**RECORD LIST:**
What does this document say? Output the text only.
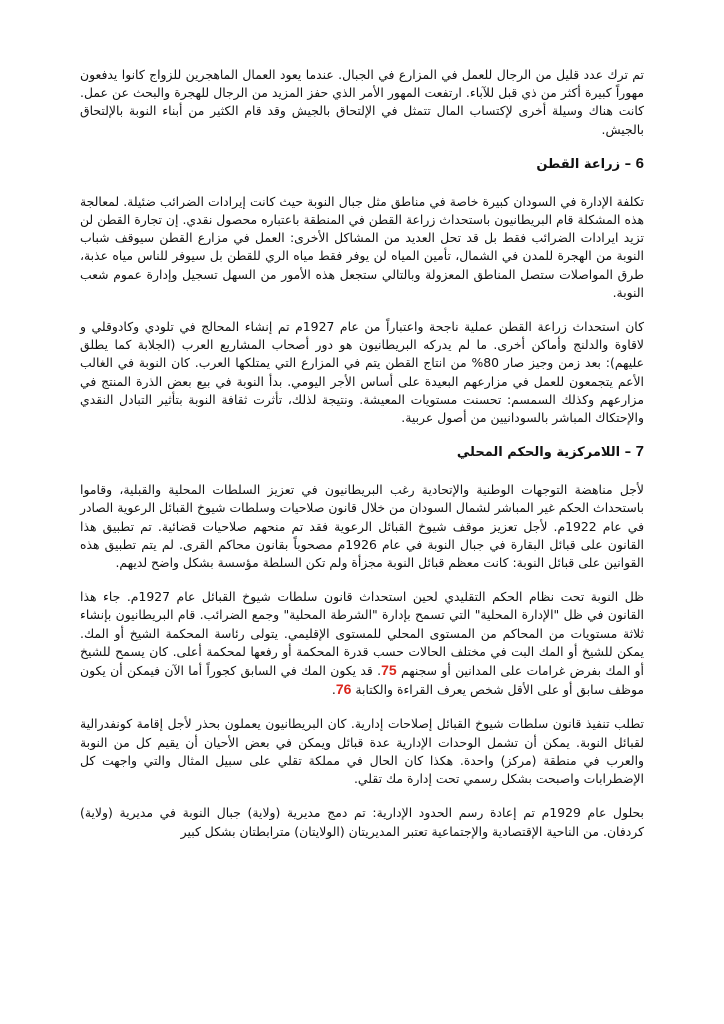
تم ترك عدد قليل من الرجال للعمل في المزارع في الجبال. عندما يعود العمال الماهجرين للزواج كانوا يدفعون مهوراً كبيرة أكثر من ذي قبل للآباء. ارتفعت المهور الأمر الذي حفز المزيد من الرجال للهجرة والبحث عن عمل. كانت هناك وسيلة أخرى لإكتساب المال تتمثل في الإلتحاق بالجيش وقد قام الكثير من أبناء النوبة بالإلتحاق بالجيش.

6 – زراعة القطن

تكلفة الإدارة في السودان كبيرة خاصة في مناطق مثل جبال النوبة حيث كانت إيرادات الضرائب ضئيلة. لمعالجة هذه المشكلة قام البريطانيون باستحداث زراعة القطن في المنطقة باعتباره محصول نقدي. إن تجارة القطن لن تزيد ايرادات الضرائب فقط بل قد تحل العديد من المشاكل الأخرى: العمل في مزارع القطن سيوقف شباب النوبة من الهجرة للمدن في الشمال، تأمين المياه لن يوفر فقط مياه الري للقطن بل سيوفر للناس مياه عذبة، طرق المواصلات ستصل المناطق المعزولة وبالتالي ستجعل هذه الأمور من السهل تسجيل وإدارة عموم شعب النوبة.

كان استحداث زراعة القطن عملية ناجحة واعتباراً من عام 1927م تم إنشاء المحالج في تلودي وكادوقلي و لاقاوة والدلنج وأماكن أخرى. ما لم يدركه البريطانيون هو دور أصحاب المشاريع العرب (الجلابة كما يطلق عليهم): بعد زمن وجيز صار 80% من انتاج القطن يتم في المزارع التي يمتلكها العرب. كان النوبة في الغالب الأعم يتجمعون للعمل في مزارعهم البعيدة على أساس الأجر اليومي. بدأ النوبة في بيع بعض الذرة المنتج في مزارعهم وكذلك السمسم: تحسنت مستويات المعيشة. ونتيجة لذلك، تأثرت ثقافة النوبة بتأثير التبادل النقدي والإحتكاك المباشر بالسودانيين من أصول عربية.

7 – اللامركزية والحكم المحلي

لأجل مناهضة التوجهات الوطنية والإتحادية رغب البريطانيون في تعزيز السلطات المحلية والقبلية، وقاموا باستحداث الحكم غير المباشر لشمال السودان من خلال قانون صلاحيات وسلطات شيوخ القبائل الرعوية الصادر في عام 1922م. لأجل تعزيز موقف شيوخ القبائل الرعوية فقد تم منحهم صلاحيات قضائية. تم تطبيق هذا القانون على قبائل البقارة في جبال النوبة في عام 1926م مصحوباً بقانون محاكم القرى. لم يتم تطبيق هذه القوانين على قبائل النوبة: كانت معظم قبائل النوبة مجزأة ولم تكن السلطة مؤسسة بشكل واضح لديهم.

ظل النوبة تحت نظام الحكم التقليدي لحين استحداث قانون سلطات شيوخ القبائل عام 1927م. جاء هذا القانون في ظل "الإدارة المحلية" التي تسمح بإدارة "الشرطة المحلية" وجمع الضرائب. قام البريطانيون بإنشاء ثلاثة مستويات من المحاكم من المستوى المحلي للمستوى الإقليمي. يتولى رئاسة المحكمة الشيخ أو المك. يمكن للشيخ أو المك البت في مختلف الحالات حسب قدرة المحكمة أو رفعها لمحكمة أعلى. كان يسمح للشيخ أو المك بفرض غرامات على المدانين أو سجنهم 75. قد يكون المك في السابق كجوراً أما الآن فيمكن أن يكون موظف سابق أو على الأقل شخص يعرف القراءة والكتابة 76.

تطلب تنفيذ قانون سلطات شيوخ القبائل إصلاحات إدارية. كان البريطانيون يعملون بحذر لأجل إقامة كونفدرالية لقبائل النوبة. يمكن أن تشمل الوحدات الإدارية عدة قبائل ويمكن في بعض الأحيان أن يقيم كل من النوبة والعرب في منطقة (مركز) واحدة. هكذا كان الحال في مملكة تقلي على سبيل المثال والتي واجهت كل الإضطرابات واصبحت بشكل رسمي تحت إدارة مك تقلي.

بحلول عام 1929م تم إعادة رسم الحدود الإدارية: تم دمج مديرية (ولاية) جبال النوبة في مديرية (ولاية) كردفان. من الناحية الإقتصادية والإجتماعية تعتبر المديريتان (الولايتان) مترابطتان بشكل كبير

**EXERCISE DIRECTIONS:** Check every line of the listing for the string "الإدارية" and report how many lines have it, as a number alone.

**SOLUTION TO THE EXERCISE:** 2